WHAT YOU SHOULD DO
Records follow. Select each line holding "Quantiles".

=======

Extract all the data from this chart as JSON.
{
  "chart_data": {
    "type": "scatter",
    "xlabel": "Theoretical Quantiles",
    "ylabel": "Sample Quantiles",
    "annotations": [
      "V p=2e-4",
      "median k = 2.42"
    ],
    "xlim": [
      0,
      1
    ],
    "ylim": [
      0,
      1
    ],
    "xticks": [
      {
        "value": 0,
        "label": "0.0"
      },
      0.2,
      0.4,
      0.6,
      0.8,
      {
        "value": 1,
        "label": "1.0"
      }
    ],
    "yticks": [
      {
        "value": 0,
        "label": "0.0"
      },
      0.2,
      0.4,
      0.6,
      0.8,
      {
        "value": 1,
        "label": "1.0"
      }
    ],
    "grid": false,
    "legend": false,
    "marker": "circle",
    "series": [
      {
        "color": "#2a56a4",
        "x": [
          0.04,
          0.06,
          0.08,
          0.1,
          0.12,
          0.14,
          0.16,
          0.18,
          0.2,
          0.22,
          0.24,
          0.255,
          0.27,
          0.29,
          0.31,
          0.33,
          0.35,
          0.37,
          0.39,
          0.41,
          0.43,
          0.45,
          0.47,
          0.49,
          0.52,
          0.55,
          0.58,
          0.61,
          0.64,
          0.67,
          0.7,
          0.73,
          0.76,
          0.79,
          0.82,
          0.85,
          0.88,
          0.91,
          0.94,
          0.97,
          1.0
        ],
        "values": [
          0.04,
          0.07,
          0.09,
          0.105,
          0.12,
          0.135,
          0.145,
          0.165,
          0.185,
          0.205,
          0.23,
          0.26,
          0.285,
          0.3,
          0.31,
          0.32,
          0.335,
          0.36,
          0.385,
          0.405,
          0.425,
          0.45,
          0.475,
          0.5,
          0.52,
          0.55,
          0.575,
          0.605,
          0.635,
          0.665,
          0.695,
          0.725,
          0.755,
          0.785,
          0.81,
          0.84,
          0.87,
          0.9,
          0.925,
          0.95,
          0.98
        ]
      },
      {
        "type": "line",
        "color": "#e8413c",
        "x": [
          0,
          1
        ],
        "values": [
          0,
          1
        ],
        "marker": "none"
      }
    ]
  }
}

=======

FINISHED ANSWER
    "xlabel": "Theoretical Quantiles",
    "ylabel": "Sample Quantiles",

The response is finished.